§ ENTRIES
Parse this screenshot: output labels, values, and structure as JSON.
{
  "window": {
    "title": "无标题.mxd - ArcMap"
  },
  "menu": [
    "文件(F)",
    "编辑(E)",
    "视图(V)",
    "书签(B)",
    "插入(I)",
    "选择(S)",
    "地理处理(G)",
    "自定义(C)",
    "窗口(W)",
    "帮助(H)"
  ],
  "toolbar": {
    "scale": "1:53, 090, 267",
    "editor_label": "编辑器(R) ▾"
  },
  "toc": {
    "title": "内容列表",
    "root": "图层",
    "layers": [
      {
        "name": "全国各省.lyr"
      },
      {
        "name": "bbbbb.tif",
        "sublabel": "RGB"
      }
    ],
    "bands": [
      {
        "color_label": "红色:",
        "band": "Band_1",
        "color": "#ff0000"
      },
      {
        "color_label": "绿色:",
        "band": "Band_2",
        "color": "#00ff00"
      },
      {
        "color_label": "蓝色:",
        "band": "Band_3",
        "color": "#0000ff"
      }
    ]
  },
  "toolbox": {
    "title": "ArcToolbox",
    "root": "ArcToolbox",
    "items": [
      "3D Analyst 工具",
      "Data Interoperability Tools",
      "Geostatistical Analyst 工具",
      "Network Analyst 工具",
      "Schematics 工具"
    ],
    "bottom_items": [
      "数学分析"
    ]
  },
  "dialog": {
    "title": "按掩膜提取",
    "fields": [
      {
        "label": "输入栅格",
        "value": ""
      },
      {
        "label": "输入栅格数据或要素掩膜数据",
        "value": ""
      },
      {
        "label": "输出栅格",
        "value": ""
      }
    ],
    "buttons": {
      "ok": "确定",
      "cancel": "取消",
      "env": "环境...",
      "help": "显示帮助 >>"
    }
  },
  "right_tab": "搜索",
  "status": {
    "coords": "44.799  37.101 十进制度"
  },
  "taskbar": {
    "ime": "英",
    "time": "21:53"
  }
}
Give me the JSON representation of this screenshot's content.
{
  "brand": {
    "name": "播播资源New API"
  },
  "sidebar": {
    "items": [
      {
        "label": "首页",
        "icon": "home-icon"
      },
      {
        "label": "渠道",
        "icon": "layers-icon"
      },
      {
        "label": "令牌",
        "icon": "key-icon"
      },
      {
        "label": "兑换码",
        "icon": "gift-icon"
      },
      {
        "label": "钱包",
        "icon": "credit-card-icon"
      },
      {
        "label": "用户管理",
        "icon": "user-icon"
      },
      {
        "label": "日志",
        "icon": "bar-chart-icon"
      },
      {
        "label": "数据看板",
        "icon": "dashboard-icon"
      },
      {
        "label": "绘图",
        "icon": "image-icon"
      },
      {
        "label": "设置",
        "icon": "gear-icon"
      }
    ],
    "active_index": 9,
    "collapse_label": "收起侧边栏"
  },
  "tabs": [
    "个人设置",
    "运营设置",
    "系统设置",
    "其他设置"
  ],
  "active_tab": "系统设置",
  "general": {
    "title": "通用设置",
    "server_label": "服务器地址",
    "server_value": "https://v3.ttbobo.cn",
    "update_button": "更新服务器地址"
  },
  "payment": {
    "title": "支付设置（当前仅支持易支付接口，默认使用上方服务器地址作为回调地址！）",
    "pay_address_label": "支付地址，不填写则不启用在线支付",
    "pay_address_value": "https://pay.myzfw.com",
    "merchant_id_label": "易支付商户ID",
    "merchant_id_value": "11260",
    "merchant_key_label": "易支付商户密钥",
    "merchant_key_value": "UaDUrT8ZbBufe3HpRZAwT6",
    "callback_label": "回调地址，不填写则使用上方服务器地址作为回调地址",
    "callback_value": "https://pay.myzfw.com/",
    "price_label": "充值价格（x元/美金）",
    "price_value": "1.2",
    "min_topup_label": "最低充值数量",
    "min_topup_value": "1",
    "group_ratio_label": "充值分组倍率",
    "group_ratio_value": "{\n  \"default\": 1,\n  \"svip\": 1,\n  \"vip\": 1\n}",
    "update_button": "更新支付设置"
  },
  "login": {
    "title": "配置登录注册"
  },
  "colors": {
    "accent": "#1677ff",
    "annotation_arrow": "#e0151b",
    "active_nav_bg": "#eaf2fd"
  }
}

§ CHALLENGE
Keep only the lines that hold the string "screenshot", and copy them out.

§ ANSWER FOR THE TASK
Parse this screenshot: output labels, values, and structure as JSON.
Give me the JSON representation of this screenshot's content.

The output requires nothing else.